Extracted records:
--- Begin ---

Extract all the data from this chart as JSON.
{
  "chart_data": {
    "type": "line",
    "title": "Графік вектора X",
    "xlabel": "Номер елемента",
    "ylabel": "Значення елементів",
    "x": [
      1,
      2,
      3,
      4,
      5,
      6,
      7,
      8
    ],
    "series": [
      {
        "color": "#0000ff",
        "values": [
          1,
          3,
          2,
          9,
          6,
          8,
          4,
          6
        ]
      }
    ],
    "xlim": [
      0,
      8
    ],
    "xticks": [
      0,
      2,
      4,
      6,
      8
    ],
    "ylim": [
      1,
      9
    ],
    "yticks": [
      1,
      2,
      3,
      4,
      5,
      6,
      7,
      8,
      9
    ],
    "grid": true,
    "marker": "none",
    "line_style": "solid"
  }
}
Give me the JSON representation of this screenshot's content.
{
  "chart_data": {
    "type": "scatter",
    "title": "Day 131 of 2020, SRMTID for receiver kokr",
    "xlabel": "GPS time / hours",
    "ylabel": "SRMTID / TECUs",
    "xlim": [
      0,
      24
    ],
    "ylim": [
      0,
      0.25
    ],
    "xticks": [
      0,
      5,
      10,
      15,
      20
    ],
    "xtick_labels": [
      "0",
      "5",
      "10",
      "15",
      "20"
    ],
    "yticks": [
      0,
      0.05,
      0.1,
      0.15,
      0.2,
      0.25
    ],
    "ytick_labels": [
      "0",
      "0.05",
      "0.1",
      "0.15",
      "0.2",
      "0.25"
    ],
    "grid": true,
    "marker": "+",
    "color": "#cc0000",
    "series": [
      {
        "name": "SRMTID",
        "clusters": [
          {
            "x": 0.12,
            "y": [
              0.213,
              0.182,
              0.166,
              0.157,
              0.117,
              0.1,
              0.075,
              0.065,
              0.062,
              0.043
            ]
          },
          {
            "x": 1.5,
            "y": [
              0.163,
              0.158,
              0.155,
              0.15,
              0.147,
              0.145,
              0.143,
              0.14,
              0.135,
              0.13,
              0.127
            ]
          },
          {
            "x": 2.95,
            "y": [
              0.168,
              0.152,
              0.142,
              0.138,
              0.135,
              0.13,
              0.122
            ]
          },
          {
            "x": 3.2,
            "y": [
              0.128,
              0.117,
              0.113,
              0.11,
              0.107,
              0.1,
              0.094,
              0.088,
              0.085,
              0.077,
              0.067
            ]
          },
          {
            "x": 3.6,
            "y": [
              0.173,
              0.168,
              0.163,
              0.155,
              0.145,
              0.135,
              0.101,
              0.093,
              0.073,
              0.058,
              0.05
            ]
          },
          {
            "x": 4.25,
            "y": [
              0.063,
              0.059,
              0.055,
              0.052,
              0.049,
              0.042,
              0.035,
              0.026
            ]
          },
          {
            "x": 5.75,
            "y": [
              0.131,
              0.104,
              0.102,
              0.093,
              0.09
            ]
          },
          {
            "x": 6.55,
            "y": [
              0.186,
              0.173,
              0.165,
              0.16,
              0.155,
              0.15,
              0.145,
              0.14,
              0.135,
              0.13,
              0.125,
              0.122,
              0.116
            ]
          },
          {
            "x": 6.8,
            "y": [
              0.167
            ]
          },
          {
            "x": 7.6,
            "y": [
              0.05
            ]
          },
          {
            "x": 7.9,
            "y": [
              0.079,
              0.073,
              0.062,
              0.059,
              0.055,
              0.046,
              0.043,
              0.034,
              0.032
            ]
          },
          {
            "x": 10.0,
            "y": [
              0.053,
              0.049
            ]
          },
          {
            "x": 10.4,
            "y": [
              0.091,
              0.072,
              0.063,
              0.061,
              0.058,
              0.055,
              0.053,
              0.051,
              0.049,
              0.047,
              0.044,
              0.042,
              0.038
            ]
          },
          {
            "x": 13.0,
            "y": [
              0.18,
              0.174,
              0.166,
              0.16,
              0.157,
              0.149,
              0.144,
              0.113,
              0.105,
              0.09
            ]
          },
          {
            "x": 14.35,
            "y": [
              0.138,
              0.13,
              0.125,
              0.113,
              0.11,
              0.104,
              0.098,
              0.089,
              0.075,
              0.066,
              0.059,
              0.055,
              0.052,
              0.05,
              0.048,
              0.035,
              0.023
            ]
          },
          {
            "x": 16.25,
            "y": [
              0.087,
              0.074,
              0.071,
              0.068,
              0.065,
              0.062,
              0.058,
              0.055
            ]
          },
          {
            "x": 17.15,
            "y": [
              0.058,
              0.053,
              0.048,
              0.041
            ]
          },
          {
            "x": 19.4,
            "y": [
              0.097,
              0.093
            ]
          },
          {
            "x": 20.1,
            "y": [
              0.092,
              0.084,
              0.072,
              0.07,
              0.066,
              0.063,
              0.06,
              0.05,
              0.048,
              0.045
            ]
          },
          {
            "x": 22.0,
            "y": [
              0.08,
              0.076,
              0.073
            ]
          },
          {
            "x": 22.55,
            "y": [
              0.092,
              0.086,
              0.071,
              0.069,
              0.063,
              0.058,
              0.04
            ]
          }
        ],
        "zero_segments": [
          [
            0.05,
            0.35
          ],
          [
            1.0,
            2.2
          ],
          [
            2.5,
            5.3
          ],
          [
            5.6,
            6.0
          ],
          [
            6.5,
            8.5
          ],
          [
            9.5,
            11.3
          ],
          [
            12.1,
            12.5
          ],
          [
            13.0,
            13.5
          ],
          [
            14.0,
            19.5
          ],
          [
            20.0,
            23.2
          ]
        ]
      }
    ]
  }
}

--- End ---

What you have to do – Give back the whole listing, word for word.

Answer to this task –
Extract all the data from this chart as JSON.
{
  "chart_data": {
    "type": "line",
    "title": "Графік вектора X",
    "xlabel": "Номер елемента",
    "ylabel": "Значення елементів",
    "x": [
      1,
      2,
      3,
      4,
      5,
      6,
      7,
      8
    ],
    "series": [
      {
        "color": "#0000ff",
        "values": [
          1,
          3,
          2,
          9,
          6,
          8,
          4,
          6
        ]
      }
    ],
    "xlim": [
      0,
      8
    ],
    "xticks": [
      0,
      2,
      4,
      6,
      8
    ],
    "ylim": [
      1,
      9
    ],
    "yticks": [
      1,
      2,
      3,
      4,
      5,
      6,
      7,
      8,
      9
    ],
    "grid": true,
    "marker": "none",
    "line_style": "solid"
  }
}
Give me the JSON representation of this screenshot's content.
{
  "chart_data": {
    "type": "scatter",
    "title": "Day 131 of 2020, SRMTID for receiver kokr",
    "xlabel": "GPS time / hours",
    "ylabel": "SRMTID / TECUs",
    "xlim": [
      0,
      24
    ],
    "ylim": [
      0,
      0.25
    ],
    "xticks": [
      0,
      5,
      10,
      15,
      20
    ],
    "xtick_labels": [
      "0",
      "5",
      "10",
      "15",
      "20"
    ],
    "yticks": [
      0,
      0.05,
      0.1,
      0.15,
      0.2,
      0.25
    ],
    "ytick_labels": [
      "0",
      "0.05",
      "0.1",
      "0.15",
      "0.2",
      "0.25"
    ],
    "grid": true,
    "marker": "+",
    "color": "#cc0000",
    "series": [
      {
        "name": "SRMTID",
        "clusters": [
          {
            "x": 0.12,
            "y": [
              0.213,
              0.182,
              0.166,
              0.157,
              0.117,
              0.1,
              0.075,
              0.065,
              0.062,
              0.043
            ]
          },
          {
            "x": 1.5,
            "y": [
              0.163,
              0.158,
              0.155,
              0.15,
              0.147,
              0.145,
              0.143,
              0.14,
              0.135,
              0.13,
              0.127
            ]
          },
          {
            "x": 2.95,
            "y": [
              0.168,
              0.152,
              0.142,
              0.138,
              0.135,
              0.13,
              0.122
            ]
          },
          {
            "x": 3.2,
            "y": [
              0.128,
              0.117,
              0.113,
              0.11,
              0.107,
              0.1,
              0.094,
              0.088,
              0.085,
              0.077,
              0.067
            ]
          },
          {
            "x": 3.6,
            "y": [
              0.173,
              0.168,
              0.163,
              0.155,
              0.145,
              0.135,
              0.101,
              0.093,
              0.073,
              0.058,
              0.05
            ]
          },
          {
            "x": 4.25,
            "y": [
              0.063,
              0.059,
              0.055,
              0.052,
              0.049,
              0.042,
              0.035,
              0.026
            ]
          },
          {
            "x": 5.75,
            "y": [
              0.131,
              0.104,
              0.102,
              0.093,
              0.09
            ]
          },
          {
            "x": 6.55,
            "y": [
              0.186,
              0.173,
              0.165,
              0.16,
              0.155,
              0.15,
              0.145,
              0.14,
              0.135,
              0.13,
              0.125,
              0.122,
              0.116
            ]
          },
          {
            "x": 6.8,
            "y": [
              0.167
            ]
          },
          {
            "x": 7.6,
            "y": [
              0.05
            ]
          },
          {
            "x": 7.9,
            "y": [
              0.079,
              0.073,
              0.062,
              0.059,
              0.055,
              0.046,
              0.043,
              0.034,
              0.032
            ]
          },
          {
            "x": 10.0,
            "y": [
              0.053,
              0.049
            ]
          },
          {
            "x": 10.4,
            "y": [
              0.091,
              0.072,
              0.063,
              0.061,
              0.058,
              0.055,
              0.053,
              0.051,
              0.049,
              0.047,
              0.044,
              0.042,
              0.038
            ]
          },
          {
            "x": 13.0,
            "y": [
              0.18,
              0.174,
              0.166,
              0.16,
              0.157,
              0.149,
              0.144,
              0.113,
              0.105,
              0.09
            ]
          },
          {
            "x": 14.35,
            "y": [
              0.138,
              0.13,
              0.125,
              0.113,
              0.11,
              0.104,
              0.098,
              0.089,
              0.075,
              0.066,
              0.059,
              0.055,
              0.052,
              0.05,
              0.048,
              0.035,
              0.023
            ]
          },
          {
            "x": 16.25,
            "y": [
              0.087,
              0.074,
              0.071,
              0.068,
              0.065,
              0.062,
              0.058,
              0.055
            ]
          },
          {
            "x": 17.15,
            "y": [
              0.058,
              0.053,
              0.048,
              0.041
            ]
          },
          {
            "x": 19.4,
            "y": [
              0.097,
              0.093
            ]
          },
          {
            "x": 20.1,
            "y": [
              0.092,
              0.084,
              0.072,
              0.07,
              0.066,
              0.063,
              0.06,
              0.05,
              0.048,
              0.045
            ]
          },
          {
            "x": 22.0,
            "y": [
              0.08,
              0.076,
              0.073
            ]
          },
          {
            "x": 22.55,
            "y": [
              0.092,
              0.086,
              0.071,
              0.069,
              0.063,
              0.058,
              0.04
            ]
          }
        ],
        "zero_segments": [
          [
            0.05,
            0.35
          ],
          [
            1.0,
            2.2
          ],
          [
            2.5,
            5.3
          ],
          [
            5.6,
            6.0
          ],
          [
            6.5,
            8.5
          ],
          [
            9.5,
            11.3
          ],
          [
            12.1,
            12.5
          ],
          [
            13.0,
            13.5
          ],
          [
            14.0,
            19.5
          ],
          [
            20.0,
            23.2
          ]
        ]
      }
    ]
  }
}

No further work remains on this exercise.